Written request:
Check each line of the records below and collect those holding "regional".

Dataset entries
---
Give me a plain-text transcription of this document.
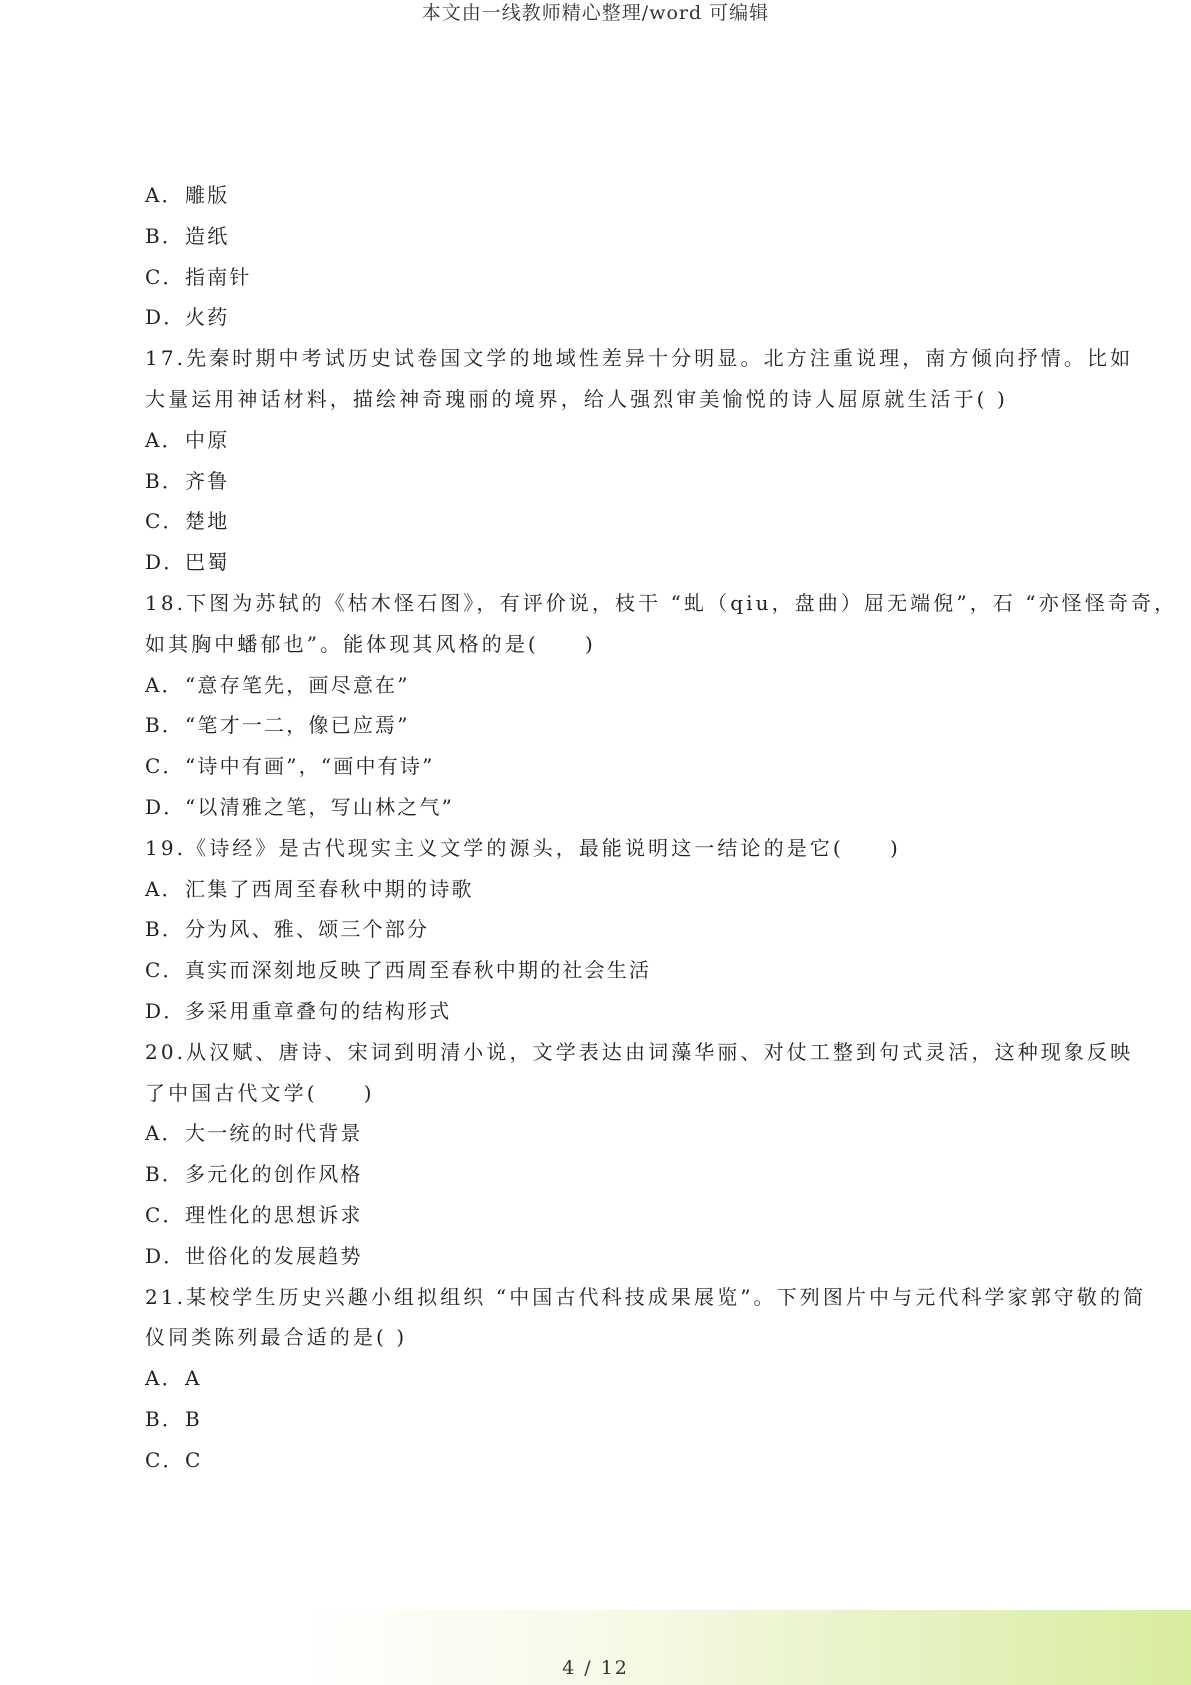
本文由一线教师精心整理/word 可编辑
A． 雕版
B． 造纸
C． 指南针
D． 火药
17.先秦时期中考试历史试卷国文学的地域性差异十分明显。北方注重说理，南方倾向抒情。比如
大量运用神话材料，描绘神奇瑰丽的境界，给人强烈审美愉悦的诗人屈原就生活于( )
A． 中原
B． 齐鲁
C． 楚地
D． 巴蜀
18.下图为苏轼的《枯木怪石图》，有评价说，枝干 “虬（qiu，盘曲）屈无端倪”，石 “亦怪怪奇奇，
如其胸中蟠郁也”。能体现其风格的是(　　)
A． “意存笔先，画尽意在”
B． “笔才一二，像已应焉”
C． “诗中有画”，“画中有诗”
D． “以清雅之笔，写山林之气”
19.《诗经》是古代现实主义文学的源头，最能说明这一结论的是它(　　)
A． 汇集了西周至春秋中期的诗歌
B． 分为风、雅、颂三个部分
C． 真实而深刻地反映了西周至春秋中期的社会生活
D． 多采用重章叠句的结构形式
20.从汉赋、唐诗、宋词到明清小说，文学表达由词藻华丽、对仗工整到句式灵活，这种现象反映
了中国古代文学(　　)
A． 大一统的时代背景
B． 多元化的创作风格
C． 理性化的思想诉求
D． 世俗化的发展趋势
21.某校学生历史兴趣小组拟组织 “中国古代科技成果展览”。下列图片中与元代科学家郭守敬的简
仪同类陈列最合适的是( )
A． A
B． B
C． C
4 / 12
---
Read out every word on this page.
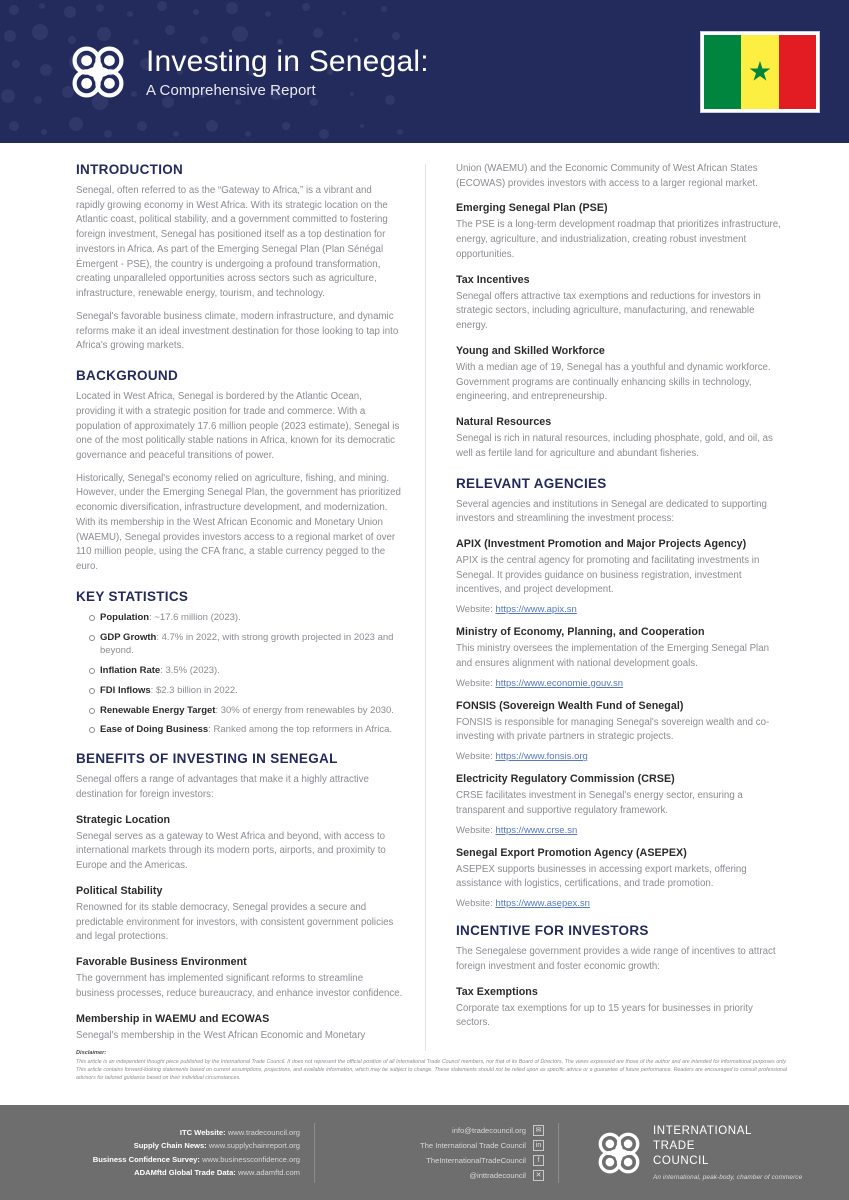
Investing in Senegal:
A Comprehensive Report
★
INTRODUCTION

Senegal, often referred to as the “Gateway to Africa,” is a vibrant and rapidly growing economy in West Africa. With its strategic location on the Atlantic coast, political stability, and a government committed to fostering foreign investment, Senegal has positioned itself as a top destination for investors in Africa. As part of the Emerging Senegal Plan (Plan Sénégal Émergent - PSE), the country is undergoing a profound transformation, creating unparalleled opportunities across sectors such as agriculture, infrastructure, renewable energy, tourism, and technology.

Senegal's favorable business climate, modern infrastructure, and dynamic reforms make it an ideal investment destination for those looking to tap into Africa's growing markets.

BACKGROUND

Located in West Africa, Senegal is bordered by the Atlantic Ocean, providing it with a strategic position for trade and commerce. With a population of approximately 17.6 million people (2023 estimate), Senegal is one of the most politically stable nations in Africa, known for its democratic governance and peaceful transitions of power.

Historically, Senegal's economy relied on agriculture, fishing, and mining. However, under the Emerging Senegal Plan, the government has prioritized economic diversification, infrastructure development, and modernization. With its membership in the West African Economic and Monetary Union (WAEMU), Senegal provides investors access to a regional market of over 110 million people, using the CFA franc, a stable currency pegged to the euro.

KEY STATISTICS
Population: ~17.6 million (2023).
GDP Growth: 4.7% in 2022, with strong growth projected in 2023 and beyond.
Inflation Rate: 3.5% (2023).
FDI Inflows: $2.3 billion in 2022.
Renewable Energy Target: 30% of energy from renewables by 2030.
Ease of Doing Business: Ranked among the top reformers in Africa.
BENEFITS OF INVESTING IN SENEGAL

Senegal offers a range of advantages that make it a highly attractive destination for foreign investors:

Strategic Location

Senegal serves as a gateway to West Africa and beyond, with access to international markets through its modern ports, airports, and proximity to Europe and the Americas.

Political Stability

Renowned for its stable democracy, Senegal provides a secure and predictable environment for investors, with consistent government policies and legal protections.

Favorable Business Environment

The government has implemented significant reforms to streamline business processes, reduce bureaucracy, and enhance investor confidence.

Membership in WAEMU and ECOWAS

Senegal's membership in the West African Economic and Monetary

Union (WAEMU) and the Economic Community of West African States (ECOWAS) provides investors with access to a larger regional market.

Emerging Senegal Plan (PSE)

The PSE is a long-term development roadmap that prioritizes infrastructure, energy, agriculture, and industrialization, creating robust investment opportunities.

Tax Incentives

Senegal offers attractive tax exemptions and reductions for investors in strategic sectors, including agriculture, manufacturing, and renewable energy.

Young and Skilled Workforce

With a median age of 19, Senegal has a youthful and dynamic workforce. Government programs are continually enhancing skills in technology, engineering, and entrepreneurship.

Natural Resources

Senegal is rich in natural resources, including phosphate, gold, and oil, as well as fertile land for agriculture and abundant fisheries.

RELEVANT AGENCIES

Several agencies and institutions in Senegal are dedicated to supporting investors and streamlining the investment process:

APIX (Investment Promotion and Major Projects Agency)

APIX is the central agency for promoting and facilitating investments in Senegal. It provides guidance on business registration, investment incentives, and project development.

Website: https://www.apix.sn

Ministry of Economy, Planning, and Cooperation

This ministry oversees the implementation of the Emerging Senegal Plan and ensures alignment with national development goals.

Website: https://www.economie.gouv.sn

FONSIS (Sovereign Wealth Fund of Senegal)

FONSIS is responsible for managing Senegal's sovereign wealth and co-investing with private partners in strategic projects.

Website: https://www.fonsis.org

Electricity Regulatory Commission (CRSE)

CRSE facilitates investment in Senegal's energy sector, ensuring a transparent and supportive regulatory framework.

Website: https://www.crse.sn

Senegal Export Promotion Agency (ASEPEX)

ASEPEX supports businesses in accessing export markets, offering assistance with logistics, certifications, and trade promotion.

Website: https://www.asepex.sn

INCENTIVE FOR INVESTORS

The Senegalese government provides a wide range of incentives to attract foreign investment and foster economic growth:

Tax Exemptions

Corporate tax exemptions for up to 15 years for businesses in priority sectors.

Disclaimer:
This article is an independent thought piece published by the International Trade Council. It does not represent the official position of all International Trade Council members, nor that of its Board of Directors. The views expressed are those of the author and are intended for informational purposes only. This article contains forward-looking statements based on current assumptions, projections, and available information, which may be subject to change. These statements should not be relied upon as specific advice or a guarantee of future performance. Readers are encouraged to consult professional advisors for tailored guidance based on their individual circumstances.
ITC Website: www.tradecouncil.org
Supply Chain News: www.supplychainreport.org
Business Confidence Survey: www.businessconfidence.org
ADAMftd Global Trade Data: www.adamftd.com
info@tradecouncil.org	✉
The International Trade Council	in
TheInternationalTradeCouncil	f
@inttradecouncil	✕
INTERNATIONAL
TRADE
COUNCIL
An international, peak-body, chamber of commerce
---
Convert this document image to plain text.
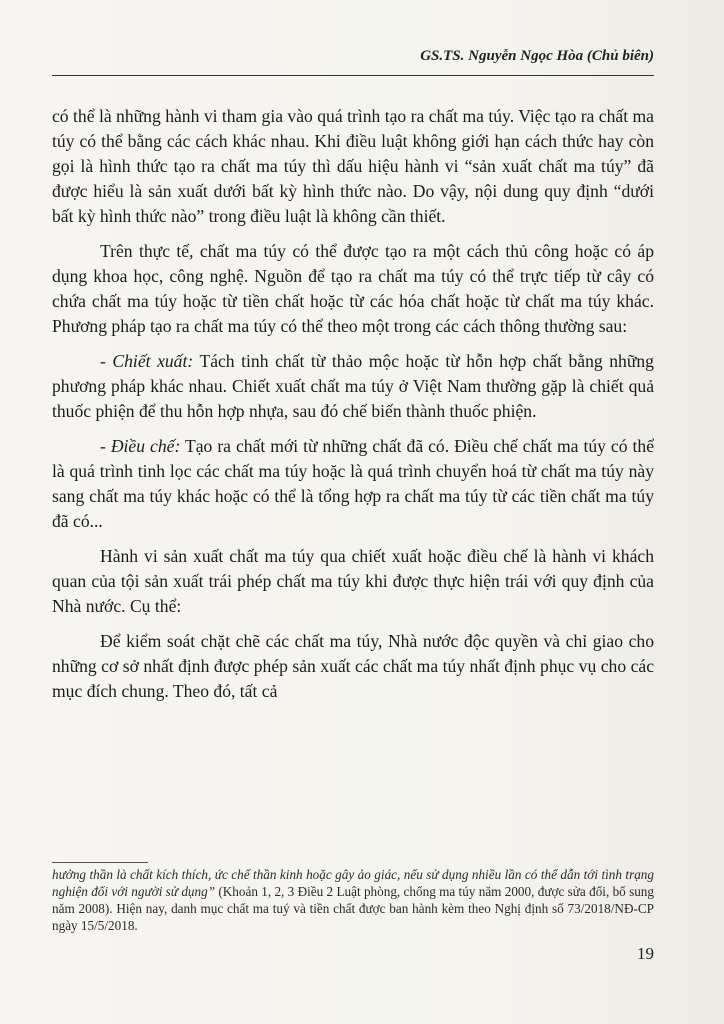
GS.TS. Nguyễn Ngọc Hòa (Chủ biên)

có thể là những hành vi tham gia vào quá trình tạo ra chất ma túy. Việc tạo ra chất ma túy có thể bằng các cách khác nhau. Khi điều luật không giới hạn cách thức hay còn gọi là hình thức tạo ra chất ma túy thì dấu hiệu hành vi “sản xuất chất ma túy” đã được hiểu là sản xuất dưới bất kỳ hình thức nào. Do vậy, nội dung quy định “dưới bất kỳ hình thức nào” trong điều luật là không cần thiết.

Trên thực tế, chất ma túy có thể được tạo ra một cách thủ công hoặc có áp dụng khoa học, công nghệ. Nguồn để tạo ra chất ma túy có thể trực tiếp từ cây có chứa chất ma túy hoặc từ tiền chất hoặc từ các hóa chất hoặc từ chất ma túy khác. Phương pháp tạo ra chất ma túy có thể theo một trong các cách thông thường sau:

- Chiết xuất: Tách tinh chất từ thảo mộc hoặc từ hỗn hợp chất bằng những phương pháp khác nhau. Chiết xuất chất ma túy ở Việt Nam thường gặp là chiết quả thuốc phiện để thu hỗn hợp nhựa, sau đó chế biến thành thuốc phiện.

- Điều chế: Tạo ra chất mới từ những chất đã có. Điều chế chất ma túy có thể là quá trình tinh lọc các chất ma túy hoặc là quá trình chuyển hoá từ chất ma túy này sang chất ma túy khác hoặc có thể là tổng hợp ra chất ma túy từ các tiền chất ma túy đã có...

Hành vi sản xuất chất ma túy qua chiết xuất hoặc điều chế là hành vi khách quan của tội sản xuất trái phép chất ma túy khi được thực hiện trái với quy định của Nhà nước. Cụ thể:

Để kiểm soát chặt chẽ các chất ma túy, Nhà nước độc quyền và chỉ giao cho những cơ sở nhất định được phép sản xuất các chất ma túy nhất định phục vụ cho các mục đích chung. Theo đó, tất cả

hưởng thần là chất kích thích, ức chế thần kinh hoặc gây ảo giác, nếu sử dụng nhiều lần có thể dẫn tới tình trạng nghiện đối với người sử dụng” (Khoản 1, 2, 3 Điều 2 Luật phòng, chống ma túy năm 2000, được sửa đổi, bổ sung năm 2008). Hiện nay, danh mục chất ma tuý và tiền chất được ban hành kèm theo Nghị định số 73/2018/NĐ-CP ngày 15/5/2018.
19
---
Result for this exercise:
Historically, Senegal's economy relied on agriculture, fishing, and mining. However, under the Emerging Senegal Plan, the government has prioritized economic diversification, infrastructure development, and modernization. With its membership in the West African Economic and Monetary Union (WAEMU), Senegal provides investors access to a regional market of over 110 million people, using the CFA franc, a stable currency pegged to the euro.
Union (WAEMU) and the Economic Community of West African States (ECOWAS) provides investors with access to a larger regional market.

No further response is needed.